##### DATA IN THIS EXERCISE #####

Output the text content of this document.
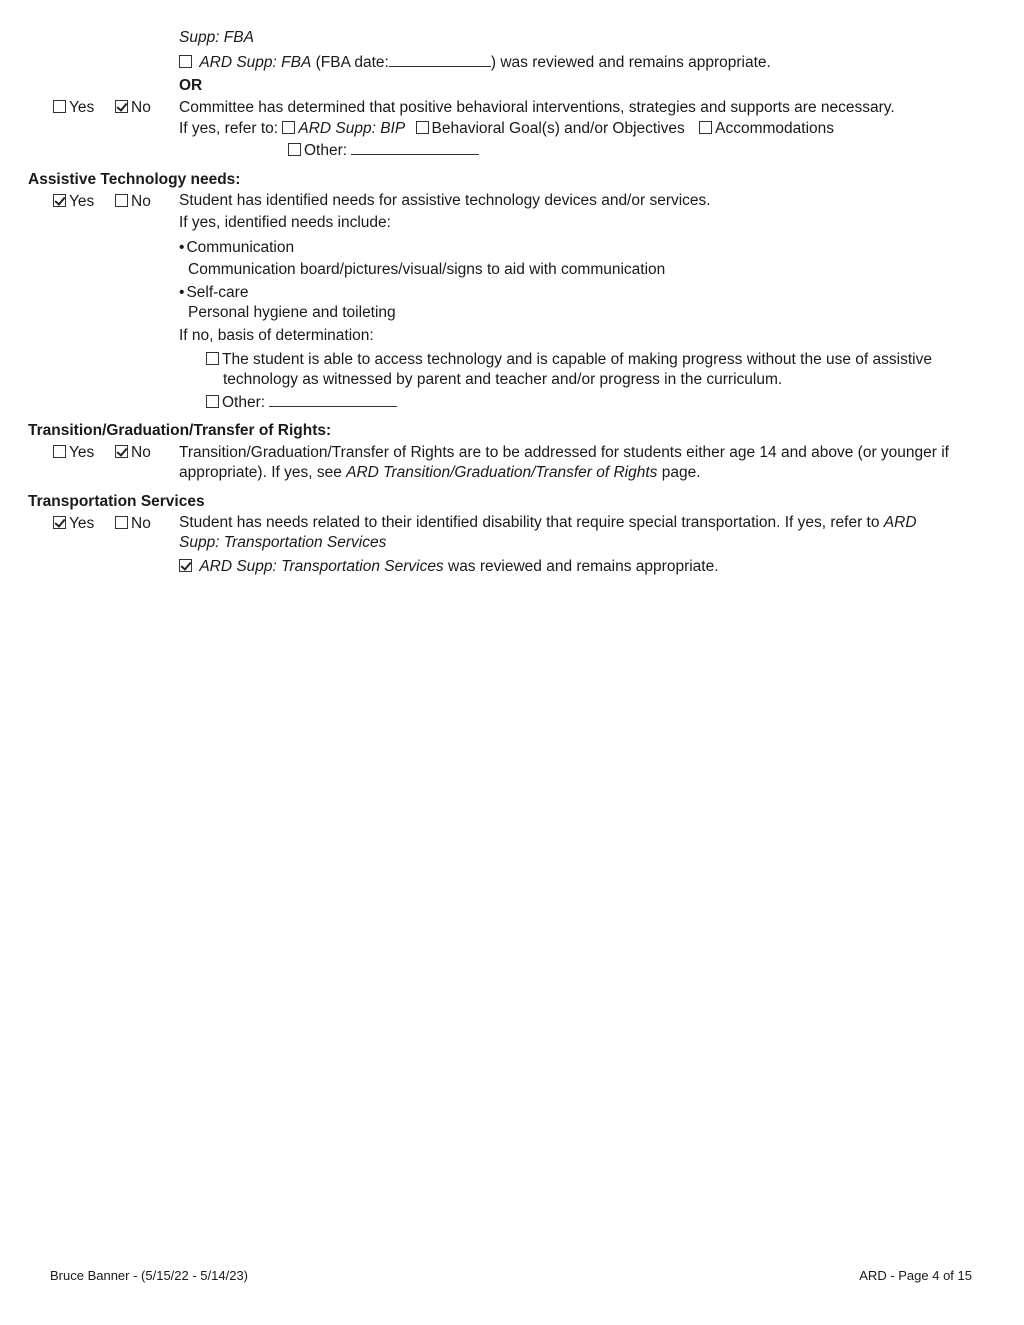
Supp: FBA
ARD Supp: FBA (FBA date:	) was reviewed and remains appropriate.
OR
Yes	No Committee has determined that positive behavioral interventions, strategies and supports are necessary.
If yes, refer to: ARD Supp: BIP Behavioral Goal(s) and/or Objectives Accommodations
Other:
Assistive Technology needs:
Yes	No Student has identified needs for assistive technology devices and/or services.
If yes, identified needs include:
• Communication
Communication board/pictures/visual/signs to aid with communication
• Self-care
Personal hygiene and toileting
If no, basis of determination:
The student is able to access technology and is capable of making progress without the use of assistive
technology as witnessed by parent and teacher and/or progress in the curriculum.
Other:
Transition/Graduation/Transfer of Rights:
Yes	No Transition/Graduation/Transfer of Rights are to be addressed for students either age 14 and above (or younger if
appropriate). If yes, see ARD Transition/Graduation/Transfer of Rights page.
Transportation Services
Yes	No Student has needs related to their identified disability that require special transportation. If yes, refer to ARD
Supp: Transportation Services
ARD Supp: Transportation Services was reviewed and remains appropriate.
Bruce Banner - (5/15/22 - 5/14/23)	ARD - Page 4 of 15
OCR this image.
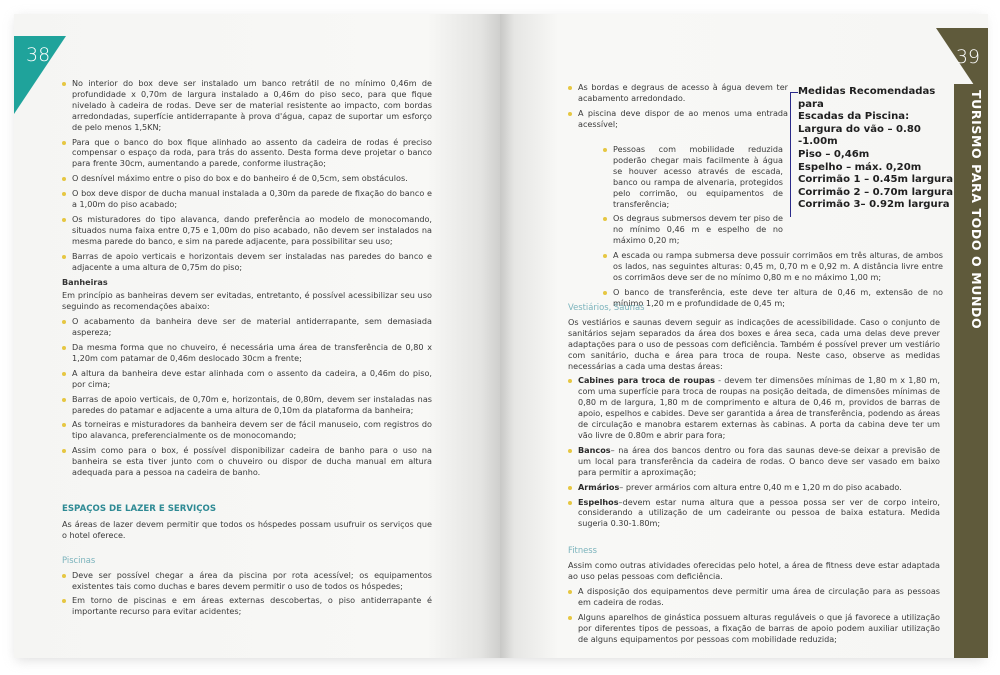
38
No interior do box deve ser instalado um banco retrátil de no mínimo 0,46m de profundidade x 0,70m de largura instalado a 0,46m do piso seco, para que fique nivelado à cadeira de rodas. Deve ser de material resistente ao impacto, com bordas arredondadas, superfície antiderrapante à prova d'água, capaz de suportar um esforço de pelo menos 1,5KN;
Para que o banco do box fique alinhado ao assento da cadeira de rodas é preciso compensar o espaço da roda, para trás do assento. Desta forma deve projetar o banco para frente 30cm, aumentando a parede, conforme ilustração;
O desnível máximo entre o piso do box e do banheiro é de 0,5cm, sem obstáculos.
O box deve dispor de ducha manual instalada a 0,30m da parede de fixação do banco e a 1,00m do piso acabado;
Os misturadores do tipo alavanca, dando preferência ao modelo de monocomando, situados numa faixa entre 0,75 e 1,00m do piso acabado, não devem ser instalados na mesma parede do banco, e sim na parede adjacente, para possibilitar seu uso;
Barras de apoio verticais e horizontais devem ser instaladas nas paredes do banco e adjacente a uma altura de 0,75m do piso;
Banheiras

Em princípio as banheiras devem ser evitadas, entretanto, é possível acessibilizar seu uso seguindo as recomendações abaixo:

O acabamento da banheira deve ser de material antiderrapante, sem demasiada aspereza;
Da mesma forma que no chuveiro, é necessária uma área de transferência de 0,80 x 1,20m com patamar de 0,46m deslocado 30cm a frente;
A altura da banheira deve estar alinhada com o assento da cadeira, a 0,46m do piso, por cima;
Barras de apoio verticais, de 0,70m e, horizontais, de 0,80m, devem ser instaladas nas paredes do patamar e adjacente a uma altura de 0,10m da plataforma da banheira;
As torneiras e misturadores da banheira devem ser de fácil manuseio, com registros do tipo alavanca, preferencialmente os de monocomando;
Assim como para o box, é possível disponibilizar cadeira de banho para o uso na banheira se esta tiver junto com o chuveiro ou dispor de ducha manual em altura adequada para a pessoa na cadeira de banho.
ESPAÇOS DE LAZER E SERVIÇOS

As áreas de lazer devem permitir que todos os hóspedes possam usufruir os serviços que o hotel oferece.

Piscinas
Deve ser possível chegar a área da piscina por rota acessível; os equipamentos existentes tais como duchas e bares devem permitir o uso de todos os hóspedes;
Em torno de piscinas e em áreas externas descobertas, o piso antiderrapante é importante recurso para evitar acidentes;
39
TURISMO PARA TODO O MUNDO
As bordas e degraus de acesso à água devem ter acabamento arredondado.
A piscina deve dispor de ao menos uma entrada acessível;
Medidas Recomendadas para
Escadas da Piscina:
Largura do vão – 0.80 -1.00m
Piso – 0,46m
Espelho – máx. 0,20m
Corrimão 1 – 0.45m largura
Corrimão 2 – 0.70m largura
Corrimão 3– 0.92m largura
Pessoas com mobilidade reduzida poderão chegar mais facilmente à água se houver acesso através de escada, banco ou rampa de alvenaria, protegidos pelo corrimão, ou equipamentos de transferência;
Os degraus submersos devem ter piso de no mínimo 0,46 m e espelho de no máximo 0,20 m;
A escada ou rampa submersa deve possuir corrimãos em três alturas, de ambos os lados, nas seguintes alturas: 0,45 m, 0,70 m e 0,92 m. A distância livre entre os corrimãos deve ser de no mínimo 0,80 m e no máximo 1,00 m;
O banco de transferência, este deve ter altura de 0,46 m, extensão de no mínimo 1,20 m e profundidade de 0,45 m;
Vestiários, Saunas

Os vestiários e saunas devem seguir as indicações de acessibilidade. Caso o conjunto de sanitários sejam separados da área dos boxes e área seca, cada uma delas deve prever adaptações para o uso de pessoas com deficiência. Também é possível prever um vestiário com sanitário, ducha e área para troca de roupa. Neste caso, observe as medidas necessárias a cada uma destas áreas:

Cabines para troca de roupas - devem ter dimensões mínimas de 1,80 m x 1,80 m, com uma superfície para troca de roupas na posição deitada, de dimensões mínimas de 0,80 m de largura, 1,80 m de comprimento e altura de 0,46 m, providos de barras de apoio, espelhos e cabides. Deve ser garantida a área de transferência, podendo as áreas de circulação e manobra estarem externas às cabinas. A porta da cabina deve ter um vão livre de 0.80m e abrir para fora;
Bancos– na área dos bancos dentro ou fora das saunas deve-se deixar a previsão de um local para transferência da cadeira de rodas. O banco deve ser vasado em baixo para permitir a aproximação;
Armários– prever armários com altura entre 0,40 m e 1,20 m do piso acabado.
Espelhos–devem estar numa altura que a pessoa possa ser ver de corpo inteiro, considerando a utilização de um cadeirante ou pessoa de baixa estatura. Medida sugeria 0.30-1.80m;
Fitness

Assim como outras atividades oferecidas pelo hotel, a área de fitness deve estar adaptada ao uso pelas pessoas com deficiência.

A disposição dos equipamentos deve permitir uma área de circulação para as pessoas em cadeira de rodas.
Alguns aparelhos de ginástica possuem alturas reguláveis o que já favorece a utilização por diferentes tipos de pessoas, a fixação de barras de apoio podem auxiliar utilização de alguns equipamentos por pessoas com mobilidade reduzida;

#####

EXERCISE OBJECTIVE:
Repeat the records above verbatim, with no pictures in the result.

ANSWER FOR THE TASK:
Output the text content of this document.
Supp: FBA
ARD Supp: FBA (FBA date:	) was reviewed and remains appropriate.
OR
Yes	No Committee has determined that positive behavioral interventions, strategies and supports are necessary.
If yes, refer to: ARD Supp: BIP Behavioral Goal(s) and/or Objectives Accommodations
Other:
Assistive Technology needs:
Yes	No Student has identified needs for assistive technology devices and/or services.
If yes, identified needs include:
• Communication
Communication board/pictures/visual/signs to aid with communication
• Self-care
Personal hygiene and toileting
If no, basis of determination:
The student is able to access technology and is capable of making progress without the use of assistive
technology as witnessed by parent and teacher and/or progress in the curriculum.
Other:
Transition/Graduation/Transfer of Rights:
Yes	No Transition/Graduation/Transfer of Rights are to be addressed for students either age 14 and above (or younger if
appropriate). If yes, see ARD Transition/Graduation/Transfer of Rights page.
Transportation Services
Yes	No Student has needs related to their identified disability that require special transportation. If yes, refer to ARD
Supp: Transportation Services
ARD Supp: Transportation Services was reviewed and remains appropriate.
Bruce Banner - (5/15/22 - 5/14/23)	ARD - Page 4 of 15
OCR this image.
38
No interior do box deve ser instalado um banco retrátil de no mínimo 0,46m de profundidade x 0,70m de largura instalado a 0,46m do piso seco, para que fique nivelado à cadeira de rodas. Deve ser de material resistente ao impacto, com bordas arredondadas, superfície antiderrapante à prova d'água, capaz de suportar um esforço de pelo menos 1,5KN;
Para que o banco do box fique alinhado ao assento da cadeira de rodas é preciso compensar o espaço da roda, para trás do assento. Desta forma deve projetar o banco para frente 30cm, aumentando a parede, conforme ilustração;
O desnível máximo entre o piso do box e do banheiro é de 0,5cm, sem obstáculos.
O box deve dispor de ducha manual instalada a 0,30m da parede de fixação do banco e a 1,00m do piso acabado;
Os misturadores do tipo alavanca, dando preferência ao modelo de monocomando, situados numa faixa entre 0,75 e 1,00m do piso acabado, não devem ser instalados na mesma parede do banco, e sim na parede adjacente, para possibilitar seu uso;
Barras de apoio verticais e horizontais devem ser instaladas nas paredes do banco e adjacente a uma altura de 0,75m do piso;
Banheiras

Em princípio as banheiras devem ser evitadas, entretanto, é possível acessibilizar seu uso seguindo as recomendações abaixo:

O acabamento da banheira deve ser de material antiderrapante, sem demasiada aspereza;
Da mesma forma que no chuveiro, é necessária uma área de transferência de 0,80 x 1,20m com patamar de 0,46m deslocado 30cm a frente;
A altura da banheira deve estar alinhada com o assento da cadeira, a 0,46m do piso, por cima;
Barras de apoio verticais, de 0,70m e, horizontais, de 0,80m, devem ser instaladas nas paredes do patamar e adjacente a uma altura de 0,10m da plataforma da banheira;
As torneiras e misturadores da banheira devem ser de fácil manuseio, com registros do tipo alavanca, preferencialmente os de monocomando;
Assim como para o box, é possível disponibilizar cadeira de banho para o uso na banheira se esta tiver junto com o chuveiro ou dispor de ducha manual em altura adequada para a pessoa na cadeira de banho.
ESPAÇOS DE LAZER E SERVIÇOS

As áreas de lazer devem permitir que todos os hóspedes possam usufruir os serviços que o hotel oferece.

Piscinas
Deve ser possível chegar a área da piscina por rota acessível; os equipamentos existentes tais como duchas e bares devem permitir o uso de todos os hóspedes;
Em torno de piscinas e em áreas externas descobertas, o piso antiderrapante é importante recurso para evitar acidentes;
39
TURISMO PARA TODO O MUNDO
As bordas e degraus de acesso à água devem ter acabamento arredondado.
A piscina deve dispor de ao menos uma entrada acessível;
Medidas Recomendadas para
Escadas da Piscina:
Largura do vão – 0.80 -1.00m
Piso – 0,46m
Espelho – máx. 0,20m
Corrimão 1 – 0.45m largura
Corrimão 2 – 0.70m largura
Corrimão 3– 0.92m largura
Pessoas com mobilidade reduzida poderão chegar mais facilmente à água se houver acesso através de escada, banco ou rampa de alvenaria, protegidos pelo corrimão, ou equipamentos de transferência;
Os degraus submersos devem ter piso de no mínimo 0,46 m e espelho de no máximo 0,20 m;
A escada ou rampa submersa deve possuir corrimãos em três alturas, de ambos os lados, nas seguintes alturas: 0,45 m, 0,70 m e 0,92 m. A distância livre entre os corrimãos deve ser de no mínimo 0,80 m e no máximo 1,00 m;
O banco de transferência, este deve ter altura de 0,46 m, extensão de no mínimo 1,20 m e profundidade de 0,45 m;
Vestiários, Saunas

Os vestiários e saunas devem seguir as indicações de acessibilidade. Caso o conjunto de sanitários sejam separados da área dos boxes e área seca, cada uma delas deve prever adaptações para o uso de pessoas com deficiência. Também é possível prever um vestiário com sanitário, ducha e área para troca de roupa. Neste caso, observe as medidas necessárias a cada uma destas áreas:

Cabines para troca de roupas - devem ter dimensões mínimas de 1,80 m x 1,80 m, com uma superfície para troca de roupas na posição deitada, de dimensões mínimas de 0,80 m de largura, 1,80 m de comprimento e altura de 0,46 m, providos de barras de apoio, espelhos e cabides. Deve ser garantida a área de transferência, podendo as áreas de circulação e manobra estarem externas às cabinas. A porta da cabina deve ter um vão livre de 0.80m e abrir para fora;
Bancos– na área dos bancos dentro ou fora das saunas deve-se deixar a previsão de um local para transferência da cadeira de rodas. O banco deve ser vasado em baixo para permitir a aproximação;
Armários– prever armários com altura entre 0,40 m e 1,20 m do piso acabado.
Espelhos–devem estar numa altura que a pessoa possa ser ver de corpo inteiro, considerando a utilização de um cadeirante ou pessoa de baixa estatura. Medida sugeria 0.30-1.80m;
Fitness

Assim como outras atividades oferecidas pelo hotel, a área de fitness deve estar adaptada ao uso pelas pessoas com deficiência.

A disposição dos equipamentos deve permitir uma área de circulação para as pessoas em cadeira de rodas.
Alguns aparelhos de ginástica possuem alturas reguláveis o que já favorece a utilização por diferentes tipos de pessoas, a fixação de barras de apoio podem auxiliar utilização de alguns equipamentos por pessoas com mobilidade reduzida;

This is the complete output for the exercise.